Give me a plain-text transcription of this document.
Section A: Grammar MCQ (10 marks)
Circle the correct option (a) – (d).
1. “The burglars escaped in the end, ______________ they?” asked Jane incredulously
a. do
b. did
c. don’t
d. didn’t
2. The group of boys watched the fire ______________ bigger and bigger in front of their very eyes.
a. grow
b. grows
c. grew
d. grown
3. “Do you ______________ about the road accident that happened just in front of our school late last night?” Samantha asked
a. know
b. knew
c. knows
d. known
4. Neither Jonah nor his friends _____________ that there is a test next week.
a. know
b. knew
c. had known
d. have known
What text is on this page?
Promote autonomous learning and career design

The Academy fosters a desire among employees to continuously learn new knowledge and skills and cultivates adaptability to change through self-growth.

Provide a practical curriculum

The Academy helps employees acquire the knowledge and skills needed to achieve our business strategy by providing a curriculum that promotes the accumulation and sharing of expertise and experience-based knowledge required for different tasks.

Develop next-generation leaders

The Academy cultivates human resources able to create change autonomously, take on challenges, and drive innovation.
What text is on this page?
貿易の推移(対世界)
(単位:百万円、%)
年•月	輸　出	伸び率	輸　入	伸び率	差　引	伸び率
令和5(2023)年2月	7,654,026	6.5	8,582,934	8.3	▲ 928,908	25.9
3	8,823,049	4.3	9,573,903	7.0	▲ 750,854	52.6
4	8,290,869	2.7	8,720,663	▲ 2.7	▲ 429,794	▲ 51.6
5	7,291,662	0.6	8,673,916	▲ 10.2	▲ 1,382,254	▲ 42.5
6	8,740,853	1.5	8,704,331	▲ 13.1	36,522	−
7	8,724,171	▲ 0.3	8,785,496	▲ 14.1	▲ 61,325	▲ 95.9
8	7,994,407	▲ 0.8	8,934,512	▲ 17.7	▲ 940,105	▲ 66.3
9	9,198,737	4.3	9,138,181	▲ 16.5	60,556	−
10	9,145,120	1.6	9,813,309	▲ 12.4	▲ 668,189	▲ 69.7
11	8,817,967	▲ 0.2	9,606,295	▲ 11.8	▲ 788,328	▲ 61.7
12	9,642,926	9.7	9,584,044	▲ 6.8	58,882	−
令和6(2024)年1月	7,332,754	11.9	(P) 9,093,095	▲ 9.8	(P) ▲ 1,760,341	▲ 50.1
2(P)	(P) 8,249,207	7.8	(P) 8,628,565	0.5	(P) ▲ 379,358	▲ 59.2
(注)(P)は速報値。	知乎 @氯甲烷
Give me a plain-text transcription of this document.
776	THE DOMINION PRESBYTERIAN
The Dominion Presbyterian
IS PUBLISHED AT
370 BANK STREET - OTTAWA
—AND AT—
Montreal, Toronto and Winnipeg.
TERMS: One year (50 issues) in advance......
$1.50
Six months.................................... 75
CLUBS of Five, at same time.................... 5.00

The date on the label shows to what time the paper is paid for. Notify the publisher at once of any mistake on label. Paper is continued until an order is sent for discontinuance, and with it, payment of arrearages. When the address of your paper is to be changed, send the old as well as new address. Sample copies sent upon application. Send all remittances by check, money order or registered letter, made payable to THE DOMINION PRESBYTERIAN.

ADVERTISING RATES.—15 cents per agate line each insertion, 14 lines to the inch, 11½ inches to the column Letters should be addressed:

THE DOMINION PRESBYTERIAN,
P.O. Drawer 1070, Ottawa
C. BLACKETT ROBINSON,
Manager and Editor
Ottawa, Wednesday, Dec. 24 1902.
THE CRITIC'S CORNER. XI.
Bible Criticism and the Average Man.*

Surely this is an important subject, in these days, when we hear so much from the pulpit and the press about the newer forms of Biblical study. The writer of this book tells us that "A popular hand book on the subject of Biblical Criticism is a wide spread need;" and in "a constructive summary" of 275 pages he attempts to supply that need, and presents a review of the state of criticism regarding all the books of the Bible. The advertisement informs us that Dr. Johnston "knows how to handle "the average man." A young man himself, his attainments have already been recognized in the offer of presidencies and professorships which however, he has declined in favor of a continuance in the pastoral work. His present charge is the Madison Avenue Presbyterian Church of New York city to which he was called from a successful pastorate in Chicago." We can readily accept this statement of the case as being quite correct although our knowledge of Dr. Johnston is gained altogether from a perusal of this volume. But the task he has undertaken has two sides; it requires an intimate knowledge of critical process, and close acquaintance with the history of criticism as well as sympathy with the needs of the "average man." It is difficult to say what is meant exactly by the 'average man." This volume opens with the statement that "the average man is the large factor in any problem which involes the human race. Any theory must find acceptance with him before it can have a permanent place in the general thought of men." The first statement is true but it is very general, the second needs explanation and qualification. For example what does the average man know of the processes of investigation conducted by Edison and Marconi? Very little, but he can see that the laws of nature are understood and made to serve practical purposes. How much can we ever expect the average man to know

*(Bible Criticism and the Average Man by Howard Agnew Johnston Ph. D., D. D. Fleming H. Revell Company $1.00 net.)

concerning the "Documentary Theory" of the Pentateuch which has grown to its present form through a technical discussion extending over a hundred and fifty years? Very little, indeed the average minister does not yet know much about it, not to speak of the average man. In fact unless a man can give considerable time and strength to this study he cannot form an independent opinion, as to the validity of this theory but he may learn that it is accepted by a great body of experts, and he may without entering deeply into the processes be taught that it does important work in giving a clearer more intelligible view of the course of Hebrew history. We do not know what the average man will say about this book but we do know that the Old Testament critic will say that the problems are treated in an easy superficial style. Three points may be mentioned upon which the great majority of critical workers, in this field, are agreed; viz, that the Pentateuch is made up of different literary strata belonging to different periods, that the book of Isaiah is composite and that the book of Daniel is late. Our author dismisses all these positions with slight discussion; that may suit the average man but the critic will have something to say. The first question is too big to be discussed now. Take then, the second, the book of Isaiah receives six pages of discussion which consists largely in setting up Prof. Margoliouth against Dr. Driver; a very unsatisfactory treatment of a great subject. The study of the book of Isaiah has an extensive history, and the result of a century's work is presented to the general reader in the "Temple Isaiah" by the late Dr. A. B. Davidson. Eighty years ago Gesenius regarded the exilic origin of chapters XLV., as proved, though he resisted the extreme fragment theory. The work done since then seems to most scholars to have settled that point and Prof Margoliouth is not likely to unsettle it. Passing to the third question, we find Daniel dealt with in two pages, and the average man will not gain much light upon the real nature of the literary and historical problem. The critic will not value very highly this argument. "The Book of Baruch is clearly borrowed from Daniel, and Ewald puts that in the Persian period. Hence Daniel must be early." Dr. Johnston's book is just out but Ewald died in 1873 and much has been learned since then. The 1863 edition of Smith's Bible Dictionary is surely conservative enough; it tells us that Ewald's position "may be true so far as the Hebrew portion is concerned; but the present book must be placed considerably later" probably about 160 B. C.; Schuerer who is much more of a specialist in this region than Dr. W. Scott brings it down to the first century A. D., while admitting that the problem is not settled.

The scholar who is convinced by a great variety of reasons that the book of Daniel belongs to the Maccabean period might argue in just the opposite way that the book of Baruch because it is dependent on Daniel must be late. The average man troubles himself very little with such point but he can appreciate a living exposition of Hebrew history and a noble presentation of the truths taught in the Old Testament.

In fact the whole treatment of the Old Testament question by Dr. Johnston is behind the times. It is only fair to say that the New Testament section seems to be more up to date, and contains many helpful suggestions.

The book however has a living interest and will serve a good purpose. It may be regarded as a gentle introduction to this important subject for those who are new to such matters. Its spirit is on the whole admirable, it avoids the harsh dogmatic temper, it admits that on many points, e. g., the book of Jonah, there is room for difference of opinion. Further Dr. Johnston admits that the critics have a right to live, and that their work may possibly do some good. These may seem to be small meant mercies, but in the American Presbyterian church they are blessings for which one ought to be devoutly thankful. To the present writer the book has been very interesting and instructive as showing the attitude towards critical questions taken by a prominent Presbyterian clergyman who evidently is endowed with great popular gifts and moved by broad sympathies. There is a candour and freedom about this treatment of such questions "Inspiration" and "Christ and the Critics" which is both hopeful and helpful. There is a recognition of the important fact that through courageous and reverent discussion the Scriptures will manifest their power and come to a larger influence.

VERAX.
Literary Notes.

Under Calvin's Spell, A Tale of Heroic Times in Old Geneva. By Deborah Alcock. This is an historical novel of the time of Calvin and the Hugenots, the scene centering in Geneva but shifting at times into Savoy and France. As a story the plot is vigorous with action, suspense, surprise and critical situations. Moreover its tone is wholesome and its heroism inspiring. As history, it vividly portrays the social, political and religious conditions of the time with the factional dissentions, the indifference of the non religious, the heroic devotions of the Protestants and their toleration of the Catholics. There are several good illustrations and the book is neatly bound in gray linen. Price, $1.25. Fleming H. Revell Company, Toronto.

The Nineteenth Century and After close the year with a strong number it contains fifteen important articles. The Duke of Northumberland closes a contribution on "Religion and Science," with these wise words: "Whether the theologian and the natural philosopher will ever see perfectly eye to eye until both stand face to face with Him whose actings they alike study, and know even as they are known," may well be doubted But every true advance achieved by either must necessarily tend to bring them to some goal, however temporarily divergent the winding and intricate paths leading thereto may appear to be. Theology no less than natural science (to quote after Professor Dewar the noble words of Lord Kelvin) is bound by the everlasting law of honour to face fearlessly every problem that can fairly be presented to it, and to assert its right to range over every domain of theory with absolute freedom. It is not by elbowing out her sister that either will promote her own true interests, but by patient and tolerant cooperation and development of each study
══════════
» **Given request**: Read the entries and select each line where the word "curriculum" is found.

» **Task response**:
Provide a practical curriculum
The Academy helps employees acquire the knowledge and skills needed to achieve our business strategy by providing a curriculum that promotes the accumulation and sharing of expertise and experience-based knowledge required for different tasks.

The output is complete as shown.